> **Task to carry out**
Output each entry exactly; skip nothing.

BEGIN Stored records

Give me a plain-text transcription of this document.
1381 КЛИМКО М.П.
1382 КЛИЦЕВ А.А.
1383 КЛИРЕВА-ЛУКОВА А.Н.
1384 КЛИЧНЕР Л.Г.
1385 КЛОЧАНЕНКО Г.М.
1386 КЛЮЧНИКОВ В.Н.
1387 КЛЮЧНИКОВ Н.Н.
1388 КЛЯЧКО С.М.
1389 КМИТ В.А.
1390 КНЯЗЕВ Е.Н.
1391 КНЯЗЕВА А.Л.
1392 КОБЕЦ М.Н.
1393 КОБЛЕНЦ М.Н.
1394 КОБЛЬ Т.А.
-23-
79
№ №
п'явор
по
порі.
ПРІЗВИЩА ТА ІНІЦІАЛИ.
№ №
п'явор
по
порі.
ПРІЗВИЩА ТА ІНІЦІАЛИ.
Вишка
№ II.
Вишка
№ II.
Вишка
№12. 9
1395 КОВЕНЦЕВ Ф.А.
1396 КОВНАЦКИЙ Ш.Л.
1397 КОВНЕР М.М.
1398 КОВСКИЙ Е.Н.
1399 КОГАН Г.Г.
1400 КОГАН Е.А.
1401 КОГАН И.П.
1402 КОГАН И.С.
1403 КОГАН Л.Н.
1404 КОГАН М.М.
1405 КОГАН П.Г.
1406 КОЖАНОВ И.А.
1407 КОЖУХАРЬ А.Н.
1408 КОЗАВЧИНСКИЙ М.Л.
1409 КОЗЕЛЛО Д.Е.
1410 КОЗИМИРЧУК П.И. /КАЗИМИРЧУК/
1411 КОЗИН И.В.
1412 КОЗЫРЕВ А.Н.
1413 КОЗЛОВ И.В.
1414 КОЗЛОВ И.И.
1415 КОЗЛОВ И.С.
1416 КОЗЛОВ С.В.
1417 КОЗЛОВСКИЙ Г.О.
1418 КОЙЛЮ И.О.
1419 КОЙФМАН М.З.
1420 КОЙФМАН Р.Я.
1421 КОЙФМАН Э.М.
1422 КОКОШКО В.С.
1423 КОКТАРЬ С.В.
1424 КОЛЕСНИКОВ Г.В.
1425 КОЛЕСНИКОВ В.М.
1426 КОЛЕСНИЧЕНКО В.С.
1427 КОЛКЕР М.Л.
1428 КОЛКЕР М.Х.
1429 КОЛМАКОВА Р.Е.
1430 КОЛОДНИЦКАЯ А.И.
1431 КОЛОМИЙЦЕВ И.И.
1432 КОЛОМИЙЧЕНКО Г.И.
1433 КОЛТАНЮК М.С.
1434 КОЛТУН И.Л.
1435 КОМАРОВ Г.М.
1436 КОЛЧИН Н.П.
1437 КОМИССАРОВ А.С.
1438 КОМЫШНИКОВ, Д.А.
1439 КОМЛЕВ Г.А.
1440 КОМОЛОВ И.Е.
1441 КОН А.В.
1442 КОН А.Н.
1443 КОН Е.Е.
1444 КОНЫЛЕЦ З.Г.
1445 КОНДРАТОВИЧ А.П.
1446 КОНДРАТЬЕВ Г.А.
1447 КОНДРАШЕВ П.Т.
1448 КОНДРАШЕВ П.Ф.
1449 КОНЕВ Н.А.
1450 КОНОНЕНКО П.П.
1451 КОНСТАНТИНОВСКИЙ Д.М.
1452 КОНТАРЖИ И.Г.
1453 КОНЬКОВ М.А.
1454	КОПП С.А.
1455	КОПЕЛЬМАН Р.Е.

END Stored records

> **Written reply**
Give me a plain-text transcription of this document.
1381 КЛИМКО М.П.
1382 КЛИЦЕВ А.А.
1383 КЛИРЕВА-ЛУКОВА А.Н.
1384 КЛИЧНЕР Л.Г.
1385 КЛОЧАНЕНКО Г.М.
1386 КЛЮЧНИКОВ В.Н.
1387 КЛЮЧНИКОВ Н.Н.
1388 КЛЯЧКО С.М.
1389 КМИТ В.А.
1390 КНЯЗЕВ Е.Н.
1391 КНЯЗЕВА А.Л.
1392 КОБЕЦ М.Н.
1393 КОБЛЕНЦ М.Н.
1394 КОБЛЬ Т.А.
-23-
79
№ №
п'явор
по
порі.
ПРІЗВИЩА ТА ІНІЦІАЛИ.
№ №
п'явор
по
порі.
ПРІЗВИЩА ТА ІНІЦІАЛИ.
Вишка
№ II.
Вишка
№ II.
Вишка
№12. 9
1395 КОВЕНЦЕВ Ф.А.
1396 КОВНАЦКИЙ Ш.Л.
1397 КОВНЕР М.М.
1398 КОВСКИЙ Е.Н.
1399 КОГАН Г.Г.
1400 КОГАН Е.А.
1401 КОГАН И.П.
1402 КОГАН И.С.
1403 КОГАН Л.Н.
1404 КОГАН М.М.
1405 КОГАН П.Г.
1406 КОЖАНОВ И.А.
1407 КОЖУХАРЬ А.Н.
1408 КОЗАВЧИНСКИЙ М.Л.
1409 КОЗЕЛЛО Д.Е.
1410 КОЗИМИРЧУК П.И. /КАЗИМИРЧУК/
1411 КОЗИН И.В.
1412 КОЗЫРЕВ А.Н.
1413 КОЗЛОВ И.В.
1414 КОЗЛОВ И.И.
1415 КОЗЛОВ И.С.
1416 КОЗЛОВ С.В.
1417 КОЗЛОВСКИЙ Г.О.
1418 КОЙЛЮ И.О.
1419 КОЙФМАН М.З.
1420 КОЙФМАН Р.Я.
1421 КОЙФМАН Э.М.
1422 КОКОШКО В.С.
1423 КОКТАРЬ С.В.
1424 КОЛЕСНИКОВ Г.В.
1425 КОЛЕСНИКОВ В.М.
1426 КОЛЕСНИЧЕНКО В.С.
1427 КОЛКЕР М.Л.
1428 КОЛКЕР М.Х.
1429 КОЛМАКОВА Р.Е.
1430 КОЛОДНИЦКАЯ А.И.
1431 КОЛОМИЙЦЕВ И.И.
1432 КОЛОМИЙЧЕНКО Г.И.
1433 КОЛТАНЮК М.С.
1434 КОЛТУН И.Л.
1435 КОМАРОВ Г.М.
1436 КОЛЧИН Н.П.
1437 КОМИССАРОВ А.С.
1438 КОМЫШНИКОВ, Д.А.
1439 КОМЛЕВ Г.А.
1440 КОМОЛОВ И.Е.
1441 КОН А.В.
1442 КОН А.Н.
1443 КОН Е.Е.
1444 КОНЫЛЕЦ З.Г.
1445 КОНДРАТОВИЧ А.П.
1446 КОНДРАТЬЕВ Г.А.
1447 КОНДРАШЕВ П.Т.
1448 КОНДРАШЕВ П.Ф.
1449 КОНЕВ Н.А.
1450 КОНОНЕНКО П.П.
1451 КОНСТАНТИНОВСКИЙ Д.М.
1452 КОНТАРЖИ И.Г.
1453 КОНЬКОВ М.А.
1454	КОПП С.А.
1455	КОПЕЛЬМАН Р.Е.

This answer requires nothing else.